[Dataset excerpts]

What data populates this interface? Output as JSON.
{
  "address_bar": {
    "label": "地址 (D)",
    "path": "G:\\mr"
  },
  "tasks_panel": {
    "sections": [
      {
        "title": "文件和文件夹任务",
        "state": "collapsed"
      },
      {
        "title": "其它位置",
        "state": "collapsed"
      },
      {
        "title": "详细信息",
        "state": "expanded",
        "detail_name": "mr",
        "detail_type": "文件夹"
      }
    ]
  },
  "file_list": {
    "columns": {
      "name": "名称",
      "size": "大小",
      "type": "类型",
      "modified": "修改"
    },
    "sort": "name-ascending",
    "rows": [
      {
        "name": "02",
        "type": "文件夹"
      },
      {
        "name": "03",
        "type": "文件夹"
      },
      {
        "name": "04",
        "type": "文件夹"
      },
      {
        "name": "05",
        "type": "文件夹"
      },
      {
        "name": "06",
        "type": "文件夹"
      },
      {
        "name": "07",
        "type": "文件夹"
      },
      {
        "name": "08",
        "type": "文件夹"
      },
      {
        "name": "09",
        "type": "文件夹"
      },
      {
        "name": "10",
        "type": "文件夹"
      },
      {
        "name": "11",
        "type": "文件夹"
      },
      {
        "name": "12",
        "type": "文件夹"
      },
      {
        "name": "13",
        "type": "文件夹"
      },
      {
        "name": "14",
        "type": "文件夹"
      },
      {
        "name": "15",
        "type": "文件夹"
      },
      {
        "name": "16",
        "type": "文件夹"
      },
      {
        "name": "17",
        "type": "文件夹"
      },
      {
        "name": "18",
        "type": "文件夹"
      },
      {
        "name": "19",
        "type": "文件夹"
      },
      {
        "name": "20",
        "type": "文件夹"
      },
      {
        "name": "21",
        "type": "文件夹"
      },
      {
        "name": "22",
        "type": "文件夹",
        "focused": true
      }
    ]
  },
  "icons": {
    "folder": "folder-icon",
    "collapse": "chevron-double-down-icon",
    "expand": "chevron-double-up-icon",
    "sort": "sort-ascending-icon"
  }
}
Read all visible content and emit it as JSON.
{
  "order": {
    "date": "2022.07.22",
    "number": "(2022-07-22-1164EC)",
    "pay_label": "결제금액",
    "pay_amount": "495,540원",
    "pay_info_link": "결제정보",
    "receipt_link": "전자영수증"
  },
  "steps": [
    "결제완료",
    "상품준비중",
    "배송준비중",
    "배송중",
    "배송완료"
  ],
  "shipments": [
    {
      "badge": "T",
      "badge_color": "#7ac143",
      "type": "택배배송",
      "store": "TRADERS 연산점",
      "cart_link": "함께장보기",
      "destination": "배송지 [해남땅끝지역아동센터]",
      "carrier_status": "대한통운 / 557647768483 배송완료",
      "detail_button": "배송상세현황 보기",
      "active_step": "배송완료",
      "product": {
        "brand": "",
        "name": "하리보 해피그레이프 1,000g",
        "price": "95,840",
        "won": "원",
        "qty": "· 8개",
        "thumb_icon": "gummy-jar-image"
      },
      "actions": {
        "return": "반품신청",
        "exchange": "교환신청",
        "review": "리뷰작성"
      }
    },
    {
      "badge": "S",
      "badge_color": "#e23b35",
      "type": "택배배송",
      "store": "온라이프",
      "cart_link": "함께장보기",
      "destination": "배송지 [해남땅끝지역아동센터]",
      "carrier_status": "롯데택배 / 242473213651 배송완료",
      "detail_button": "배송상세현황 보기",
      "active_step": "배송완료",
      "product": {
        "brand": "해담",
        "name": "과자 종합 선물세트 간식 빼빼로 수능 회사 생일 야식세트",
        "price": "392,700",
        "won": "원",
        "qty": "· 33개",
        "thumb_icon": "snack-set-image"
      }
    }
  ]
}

● **DIRECTIONS FOR THIS TASK**
Reproduce the full listing exactly.

● **TASK RESPONSE**
What data populates this interface? Output as JSON.
{
  "address_bar": {
    "label": "地址 (D)",
    "path": "G:\\mr"
  },
  "tasks_panel": {
    "sections": [
      {
        "title": "文件和文件夹任务",
        "state": "collapsed"
      },
      {
        "title": "其它位置",
        "state": "collapsed"
      },
      {
        "title": "详细信息",
        "state": "expanded",
        "detail_name": "mr",
        "detail_type": "文件夹"
      }
    ]
  },
  "file_list": {
    "columns": {
      "name": "名称",
      "size": "大小",
      "type": "类型",
      "modified": "修改"
    },
    "sort": "name-ascending",
    "rows": [
      {
        "name": "02",
        "type": "文件夹"
      },
      {
        "name": "03",
        "type": "文件夹"
      },
      {
        "name": "04",
        "type": "文件夹"
      },
      {
        "name": "05",
        "type": "文件夹"
      },
      {
        "name": "06",
        "type": "文件夹"
      },
      {
        "name": "07",
        "type": "文件夹"
      },
      {
        "name": "08",
        "type": "文件夹"
      },
      {
        "name": "09",
        "type": "文件夹"
      },
      {
        "name": "10",
        "type": "文件夹"
      },
      {
        "name": "11",
        "type": "文件夹"
      },
      {
        "name": "12",
        "type": "文件夹"
      },
      {
        "name": "13",
        "type": "文件夹"
      },
      {
        "name": "14",
        "type": "文件夹"
      },
      {
        "name": "15",
        "type": "文件夹"
      },
      {
        "name": "16",
        "type": "文件夹"
      },
      {
        "name": "17",
        "type": "文件夹"
      },
      {
        "name": "18",
        "type": "文件夹"
      },
      {
        "name": "19",
        "type": "文件夹"
      },
      {
        "name": "20",
        "type": "文件夹"
      },
      {
        "name": "21",
        "type": "文件夹"
      },
      {
        "name": "22",
        "type": "文件夹",
        "focused": true
      }
    ]
  },
  "icons": {
    "folder": "folder-icon",
    "collapse": "chevron-double-down-icon",
    "expand": "chevron-double-up-icon",
    "sort": "sort-ascending-icon"
  }
}
Read all visible content and emit it as JSON.
{
  "order": {
    "date": "2022.07.22",
    "number": "(2022-07-22-1164EC)",
    "pay_label": "결제금액",
    "pay_amount": "495,540원",
    "pay_info_link": "결제정보",
    "receipt_link": "전자영수증"
  },
  "steps": [
    "결제완료",
    "상품준비중",
    "배송준비중",
    "배송중",
    "배송완료"
  ],
  "shipments": [
    {
      "badge": "T",
      "badge_color": "#7ac143",
      "type": "택배배송",
      "store": "TRADERS 연산점",
      "cart_link": "함께장보기",
      "destination": "배송지 [해남땅끝지역아동센터]",
      "carrier_status": "대한통운 / 557647768483 배송완료",
      "detail_button": "배송상세현황 보기",
      "active_step": "배송완료",
      "product": {
        "brand": "",
        "name": "하리보 해피그레이프 1,000g",
        "price": "95,840",
        "won": "원",
        "qty": "· 8개",
        "thumb_icon": "gummy-jar-image"
      },
      "actions": {
        "return": "반품신청",
        "exchange": "교환신청",
        "review": "리뷰작성"
      }
    },
    {
      "badge": "S",
      "badge_color": "#e23b35",
      "type": "택배배송",
      "store": "온라이프",
      "cart_link": "함께장보기",
      "destination": "배송지 [해남땅끝지역아동센터]",
      "carrier_status": "롯데택배 / 242473213651 배송완료",
      "detail_button": "배송상세현황 보기",
      "active_step": "배송완료",
      "product": {
        "brand": "해담",
        "name": "과자 종합 선물세트 간식 빼빼로 수능 회사 생일 야식세트",
        "price": "392,700",
        "won": "원",
        "qty": "· 33개",
        "thumb_icon": "snack-set-image"
      }
    }
  ]
}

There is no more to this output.